▶ [Task material]
--------------------------------

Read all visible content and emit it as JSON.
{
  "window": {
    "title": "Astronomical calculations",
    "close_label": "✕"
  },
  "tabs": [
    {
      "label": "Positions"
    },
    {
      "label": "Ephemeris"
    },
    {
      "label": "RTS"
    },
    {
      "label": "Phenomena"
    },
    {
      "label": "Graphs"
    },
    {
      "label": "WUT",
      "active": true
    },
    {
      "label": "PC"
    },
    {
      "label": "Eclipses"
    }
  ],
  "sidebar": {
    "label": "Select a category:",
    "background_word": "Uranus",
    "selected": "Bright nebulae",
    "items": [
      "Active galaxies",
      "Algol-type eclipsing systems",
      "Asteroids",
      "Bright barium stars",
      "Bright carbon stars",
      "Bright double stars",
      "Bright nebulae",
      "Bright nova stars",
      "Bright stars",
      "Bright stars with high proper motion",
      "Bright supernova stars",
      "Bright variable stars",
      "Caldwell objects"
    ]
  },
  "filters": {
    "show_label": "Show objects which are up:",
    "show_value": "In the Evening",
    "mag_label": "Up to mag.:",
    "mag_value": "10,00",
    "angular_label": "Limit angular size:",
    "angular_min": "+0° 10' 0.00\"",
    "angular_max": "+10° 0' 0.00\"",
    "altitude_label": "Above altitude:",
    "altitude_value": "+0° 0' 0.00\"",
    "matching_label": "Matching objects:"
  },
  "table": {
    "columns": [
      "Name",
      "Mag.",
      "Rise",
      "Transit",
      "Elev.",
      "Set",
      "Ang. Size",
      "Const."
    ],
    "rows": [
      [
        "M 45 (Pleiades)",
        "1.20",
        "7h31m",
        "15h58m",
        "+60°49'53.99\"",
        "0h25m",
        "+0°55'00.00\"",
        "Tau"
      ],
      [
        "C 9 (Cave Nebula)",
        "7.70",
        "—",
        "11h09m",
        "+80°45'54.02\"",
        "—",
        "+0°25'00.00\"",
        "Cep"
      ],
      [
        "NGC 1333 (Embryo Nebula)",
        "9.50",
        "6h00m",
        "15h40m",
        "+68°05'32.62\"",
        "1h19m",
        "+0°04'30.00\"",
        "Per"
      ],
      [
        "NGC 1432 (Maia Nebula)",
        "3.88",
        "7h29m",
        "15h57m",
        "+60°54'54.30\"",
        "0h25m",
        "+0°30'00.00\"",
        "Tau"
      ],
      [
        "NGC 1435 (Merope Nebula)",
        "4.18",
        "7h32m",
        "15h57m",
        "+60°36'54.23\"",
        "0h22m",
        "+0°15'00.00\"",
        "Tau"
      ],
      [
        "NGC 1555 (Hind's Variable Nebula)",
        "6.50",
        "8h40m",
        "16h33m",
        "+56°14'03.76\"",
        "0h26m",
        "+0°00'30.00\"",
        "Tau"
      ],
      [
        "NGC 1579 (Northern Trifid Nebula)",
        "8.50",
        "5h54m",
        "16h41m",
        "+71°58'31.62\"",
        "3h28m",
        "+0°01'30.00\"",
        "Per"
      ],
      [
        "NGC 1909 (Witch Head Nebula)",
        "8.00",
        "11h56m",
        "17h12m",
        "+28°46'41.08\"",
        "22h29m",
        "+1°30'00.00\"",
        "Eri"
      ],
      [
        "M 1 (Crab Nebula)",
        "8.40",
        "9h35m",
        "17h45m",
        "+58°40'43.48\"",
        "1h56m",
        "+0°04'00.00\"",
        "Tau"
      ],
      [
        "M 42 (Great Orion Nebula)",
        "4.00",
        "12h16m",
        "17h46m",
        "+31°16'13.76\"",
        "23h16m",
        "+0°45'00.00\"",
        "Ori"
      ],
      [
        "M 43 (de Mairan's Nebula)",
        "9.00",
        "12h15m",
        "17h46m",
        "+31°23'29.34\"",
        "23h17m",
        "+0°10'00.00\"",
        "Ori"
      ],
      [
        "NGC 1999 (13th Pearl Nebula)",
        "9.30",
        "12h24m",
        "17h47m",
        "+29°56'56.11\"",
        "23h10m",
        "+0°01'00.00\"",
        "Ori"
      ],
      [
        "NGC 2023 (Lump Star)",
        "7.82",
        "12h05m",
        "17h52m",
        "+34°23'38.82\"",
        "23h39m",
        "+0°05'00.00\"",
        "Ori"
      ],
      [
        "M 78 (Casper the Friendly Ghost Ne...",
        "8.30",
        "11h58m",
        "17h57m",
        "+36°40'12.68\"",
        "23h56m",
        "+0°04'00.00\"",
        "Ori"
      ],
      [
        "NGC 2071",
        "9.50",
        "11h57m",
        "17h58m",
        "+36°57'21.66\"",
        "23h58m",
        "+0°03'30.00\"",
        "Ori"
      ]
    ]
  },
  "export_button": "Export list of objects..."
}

--------------------------------

Copy every line exactly. Leave nothing out.

Read all visible content and emit it as JSON.
{
  "window": {
    "title": "Astronomical calculations",
    "close_label": "✕"
  },
  "tabs": [
    {
      "label": "Positions"
    },
    {
      "label": "Ephemeris"
    },
    {
      "label": "RTS"
    },
    {
      "label": "Phenomena"
    },
    {
      "label": "Graphs"
    },
    {
      "label": "WUT",
      "active": true
    },
    {
      "label": "PC"
    },
    {
      "label": "Eclipses"
    }
  ],
  "sidebar": {
    "label": "Select a category:",
    "background_word": "Uranus",
    "selected": "Bright nebulae",
    "items": [
      "Active galaxies",
      "Algol-type eclipsing systems",
      "Asteroids",
      "Bright barium stars",
      "Bright carbon stars",
      "Bright double stars",
      "Bright nebulae",
      "Bright nova stars",
      "Bright stars",
      "Bright stars with high proper motion",
      "Bright supernova stars",
      "Bright variable stars",
      "Caldwell objects"
    ]
  },
  "filters": {
    "show_label": "Show objects which are up:",
    "show_value": "In the Evening",
    "mag_label": "Up to mag.:",
    "mag_value": "10,00",
    "angular_label": "Limit angular size:",
    "angular_min": "+0° 10' 0.00\"",
    "angular_max": "+10° 0' 0.00\"",
    "altitude_label": "Above altitude:",
    "altitude_value": "+0° 0' 0.00\"",
    "matching_label": "Matching objects:"
  },
  "table": {
    "columns": [
      "Name",
      "Mag.",
      "Rise",
      "Transit",
      "Elev.",
      "Set",
      "Ang. Size",
      "Const."
    ],
    "rows": [
      [
        "M 45 (Pleiades)",
        "1.20",
        "7h31m",
        "15h58m",
        "+60°49'53.99\"",
        "0h25m",
        "+0°55'00.00\"",
        "Tau"
      ],
      [
        "C 9 (Cave Nebula)",
        "7.70",
        "—",
        "11h09m",
        "+80°45'54.02\"",
        "—",
        "+0°25'00.00\"",
        "Cep"
      ],
      [
        "NGC 1333 (Embryo Nebula)",
        "9.50",
        "6h00m",
        "15h40m",
        "+68°05'32.62\"",
        "1h19m",
        "+0°04'30.00\"",
        "Per"
      ],
      [
        "NGC 1432 (Maia Nebula)",
        "3.88",
        "7h29m",
        "15h57m",
        "+60°54'54.30\"",
        "0h25m",
        "+0°30'00.00\"",
        "Tau"
      ],
      [
        "NGC 1435 (Merope Nebula)",
        "4.18",
        "7h32m",
        "15h57m",
        "+60°36'54.23\"",
        "0h22m",
        "+0°15'00.00\"",
        "Tau"
      ],
      [
        "NGC 1555 (Hind's Variable Nebula)",
        "6.50",
        "8h40m",
        "16h33m",
        "+56°14'03.76\"",
        "0h26m",
        "+0°00'30.00\"",
        "Tau"
      ],
      [
        "NGC 1579 (Northern Trifid Nebula)",
        "8.50",
        "5h54m",
        "16h41m",
        "+71°58'31.62\"",
        "3h28m",
        "+0°01'30.00\"",
        "Per"
      ],
      [
        "NGC 1909 (Witch Head Nebula)",
        "8.00",
        "11h56m",
        "17h12m",
        "+28°46'41.08\"",
        "22h29m",
        "+1°30'00.00\"",
        "Eri"
      ],
      [
        "M 1 (Crab Nebula)",
        "8.40",
        "9h35m",
        "17h45m",
        "+58°40'43.48\"",
        "1h56m",
        "+0°04'00.00\"",
        "Tau"
      ],
      [
        "M 42 (Great Orion Nebula)",
        "4.00",
        "12h16m",
        "17h46m",
        "+31°16'13.76\"",
        "23h16m",
        "+0°45'00.00\"",
        "Ori"
      ],
      [
        "M 43 (de Mairan's Nebula)",
        "9.00",
        "12h15m",
        "17h46m",
        "+31°23'29.34\"",
        "23h17m",
        "+0°10'00.00\"",
        "Ori"
      ],
      [
        "NGC 1999 (13th Pearl Nebula)",
        "9.30",
        "12h24m",
        "17h47m",
        "+29°56'56.11\"",
        "23h10m",
        "+0°01'00.00\"",
        "Ori"
      ],
      [
        "NGC 2023 (Lump Star)",
        "7.82",
        "12h05m",
        "17h52m",
        "+34°23'38.82\"",
        "23h39m",
        "+0°05'00.00\"",
        "Ori"
      ],
      [
        "M 78 (Casper the Friendly Ghost Ne...",
        "8.30",
        "11h58m",
        "17h57m",
        "+36°40'12.68\"",
        "23h56m",
        "+0°04'00.00\"",
        "Ori"
      ],
      [
        "NGC 2071",
        "9.50",
        "11h57m",
        "17h58m",
        "+36°57'21.66\"",
        "23h58m",
        "+0°03'30.00\"",
        "Ori"
      ]
    ]
  },
  "export_button": "Export list of objects..."
}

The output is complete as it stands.